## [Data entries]
▬▬▬▬▬▬

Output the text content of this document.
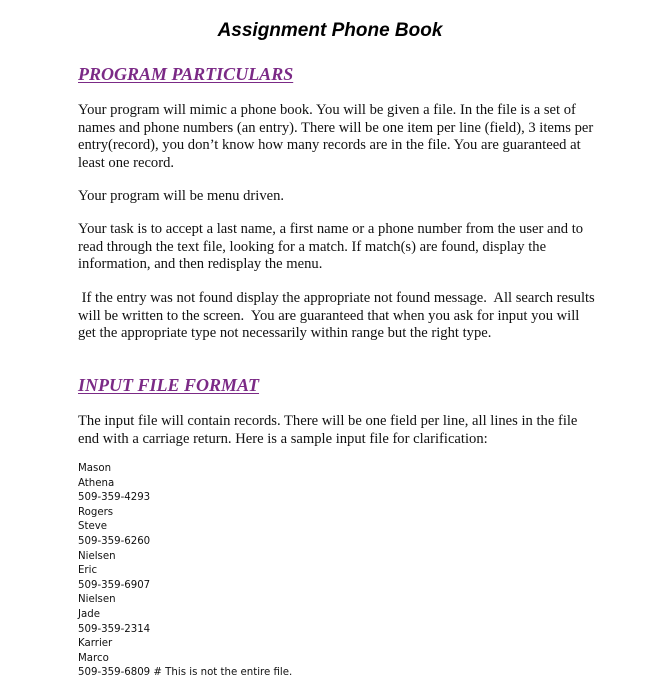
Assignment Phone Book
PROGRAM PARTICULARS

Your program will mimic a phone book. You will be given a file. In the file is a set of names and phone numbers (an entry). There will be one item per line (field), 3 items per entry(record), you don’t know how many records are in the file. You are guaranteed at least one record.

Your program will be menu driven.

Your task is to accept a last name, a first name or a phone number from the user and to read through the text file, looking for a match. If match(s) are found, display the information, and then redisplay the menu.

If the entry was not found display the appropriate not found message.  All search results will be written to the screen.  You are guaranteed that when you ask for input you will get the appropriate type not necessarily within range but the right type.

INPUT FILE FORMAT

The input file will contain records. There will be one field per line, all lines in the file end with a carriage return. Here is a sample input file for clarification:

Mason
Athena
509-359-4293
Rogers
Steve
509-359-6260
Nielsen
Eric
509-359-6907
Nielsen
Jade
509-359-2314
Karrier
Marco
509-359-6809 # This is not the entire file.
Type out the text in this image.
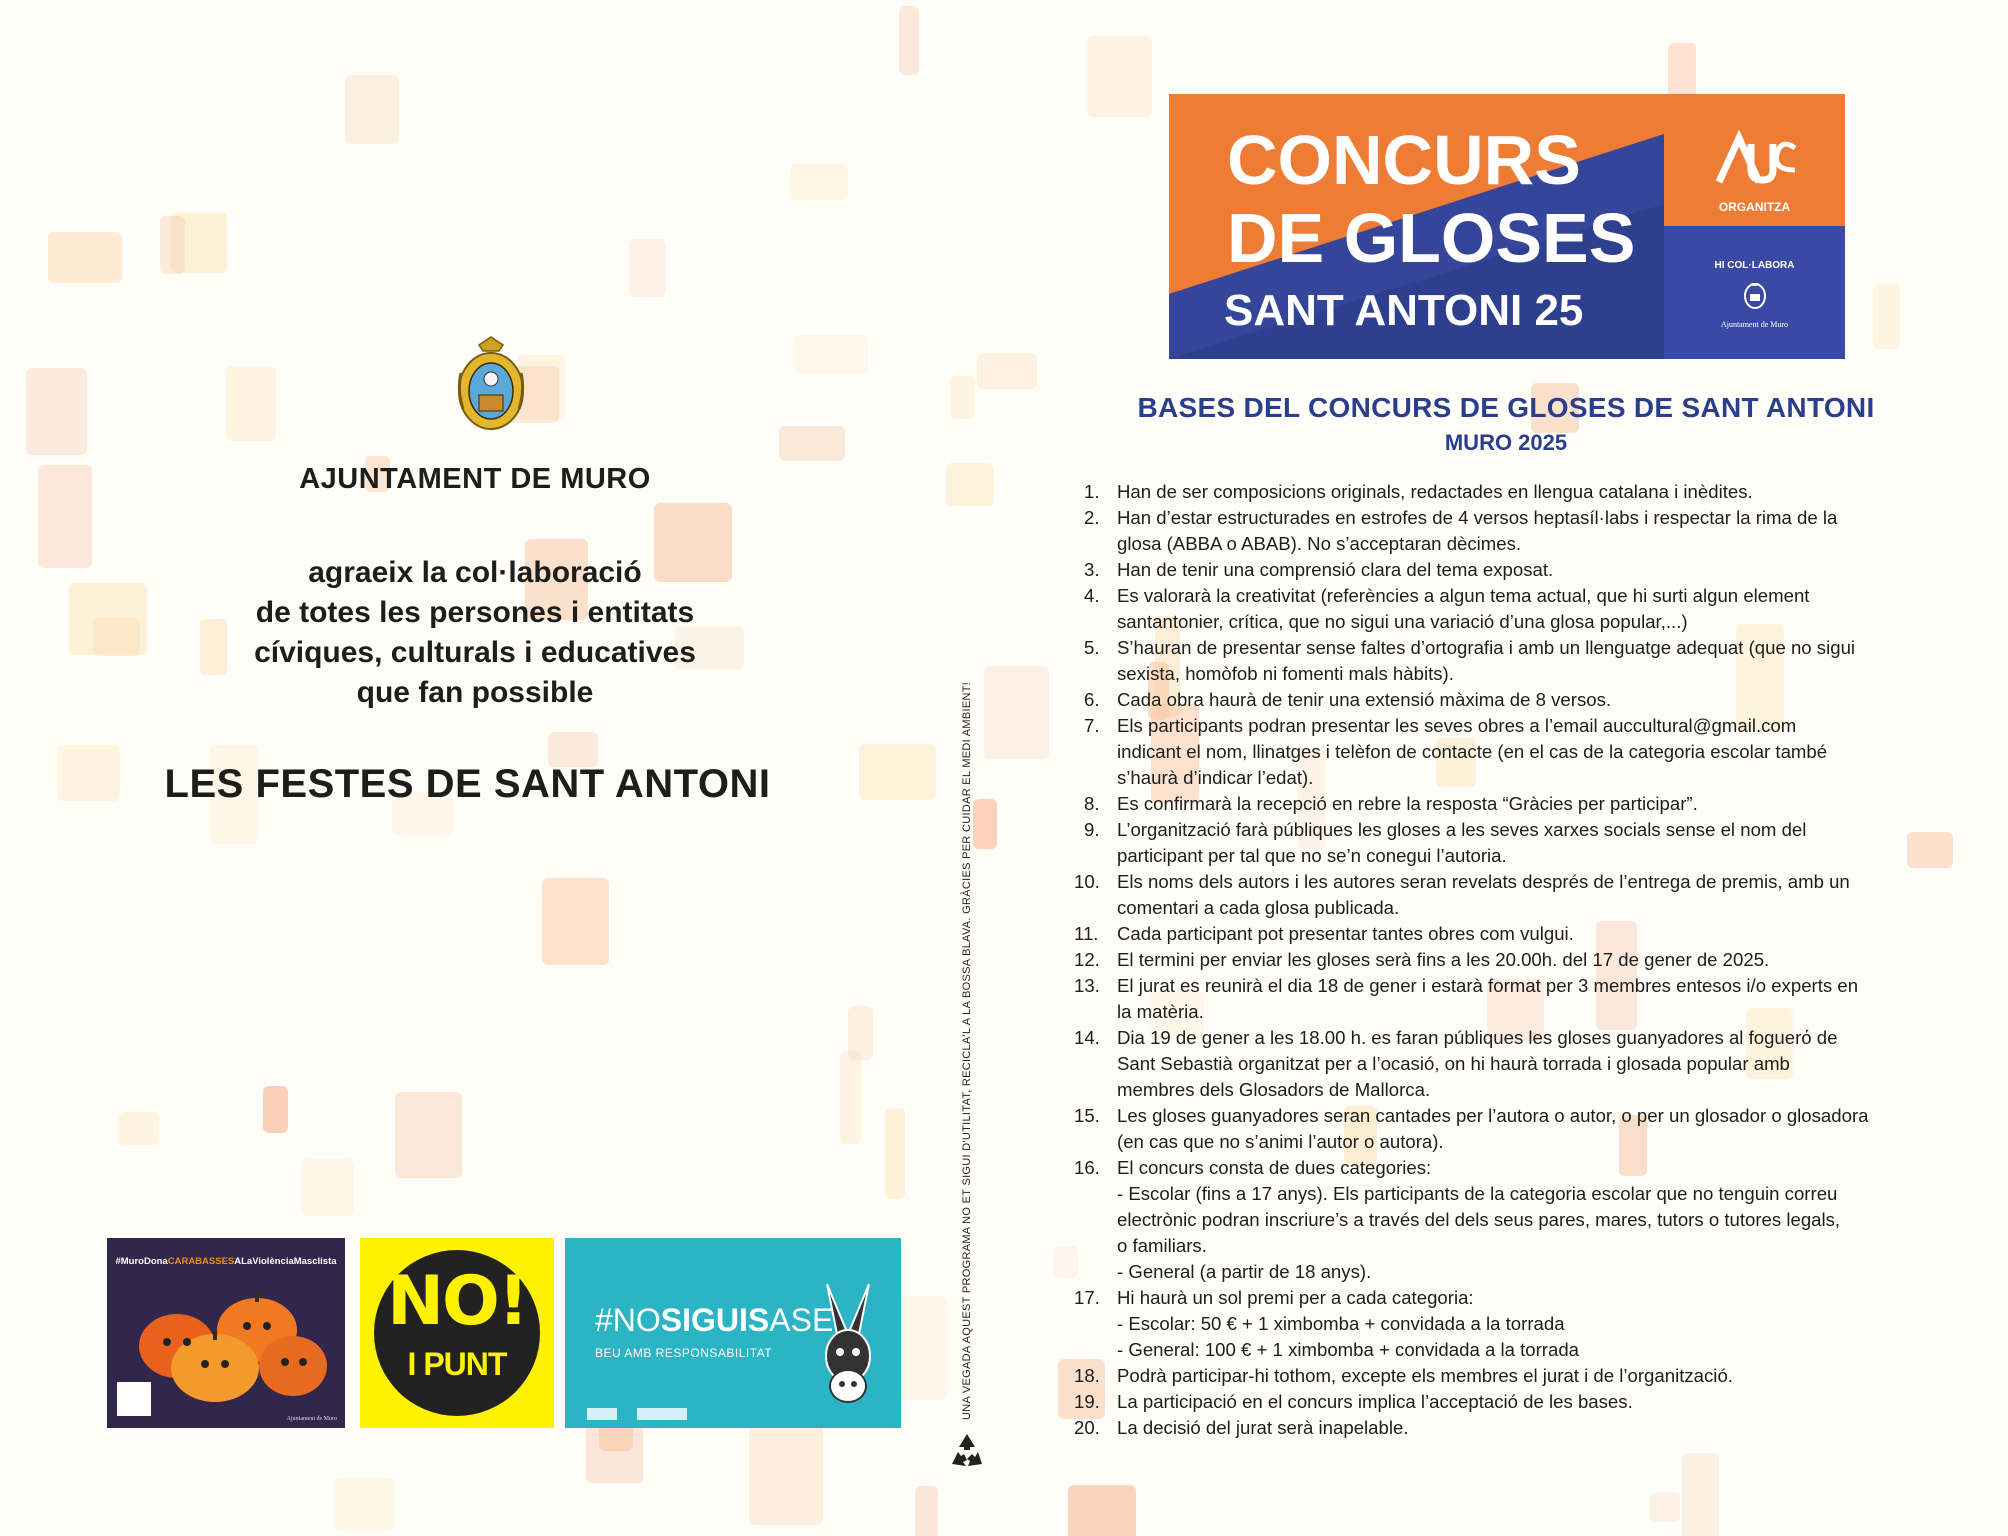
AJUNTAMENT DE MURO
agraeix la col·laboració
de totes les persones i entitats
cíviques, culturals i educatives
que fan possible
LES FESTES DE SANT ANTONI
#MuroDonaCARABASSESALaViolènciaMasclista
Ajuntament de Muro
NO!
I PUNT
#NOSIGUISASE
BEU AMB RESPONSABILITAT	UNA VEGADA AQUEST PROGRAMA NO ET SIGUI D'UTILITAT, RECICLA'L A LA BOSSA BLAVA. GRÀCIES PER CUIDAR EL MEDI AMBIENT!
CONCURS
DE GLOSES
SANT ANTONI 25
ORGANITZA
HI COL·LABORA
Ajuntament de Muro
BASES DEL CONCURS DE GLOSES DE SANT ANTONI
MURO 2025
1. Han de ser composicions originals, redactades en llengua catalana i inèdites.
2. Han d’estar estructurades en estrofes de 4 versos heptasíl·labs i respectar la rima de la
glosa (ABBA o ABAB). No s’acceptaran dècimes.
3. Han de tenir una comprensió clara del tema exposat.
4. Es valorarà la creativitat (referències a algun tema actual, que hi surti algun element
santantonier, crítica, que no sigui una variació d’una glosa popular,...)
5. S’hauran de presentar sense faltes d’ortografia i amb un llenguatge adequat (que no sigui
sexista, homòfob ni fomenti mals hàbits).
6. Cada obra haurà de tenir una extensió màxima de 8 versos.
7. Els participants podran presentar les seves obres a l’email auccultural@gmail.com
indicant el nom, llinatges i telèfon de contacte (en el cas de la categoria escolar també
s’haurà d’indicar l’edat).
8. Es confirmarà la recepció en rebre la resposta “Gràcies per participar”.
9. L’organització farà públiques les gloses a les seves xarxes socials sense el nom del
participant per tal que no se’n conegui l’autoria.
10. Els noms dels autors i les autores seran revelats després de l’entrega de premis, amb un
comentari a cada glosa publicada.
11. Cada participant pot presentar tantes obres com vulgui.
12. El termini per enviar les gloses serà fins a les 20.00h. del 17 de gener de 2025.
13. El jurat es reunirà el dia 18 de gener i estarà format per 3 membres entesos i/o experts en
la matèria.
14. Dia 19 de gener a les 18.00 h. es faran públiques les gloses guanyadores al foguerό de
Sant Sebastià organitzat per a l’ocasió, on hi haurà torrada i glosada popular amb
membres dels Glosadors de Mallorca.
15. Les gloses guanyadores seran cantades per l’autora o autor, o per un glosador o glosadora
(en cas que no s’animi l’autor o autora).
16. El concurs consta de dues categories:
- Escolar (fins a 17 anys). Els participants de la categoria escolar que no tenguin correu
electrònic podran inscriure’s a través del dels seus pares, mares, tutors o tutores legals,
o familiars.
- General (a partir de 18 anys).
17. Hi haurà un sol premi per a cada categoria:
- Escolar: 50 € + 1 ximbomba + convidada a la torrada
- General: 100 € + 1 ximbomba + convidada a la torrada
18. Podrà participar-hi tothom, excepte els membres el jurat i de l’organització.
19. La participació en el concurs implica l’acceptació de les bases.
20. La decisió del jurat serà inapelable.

▬▬▬▬▬▬

## [Requirements]
Among the lines above, count those containing the word "convidada" and give nothing but the result.

## [Response for this exercise]
2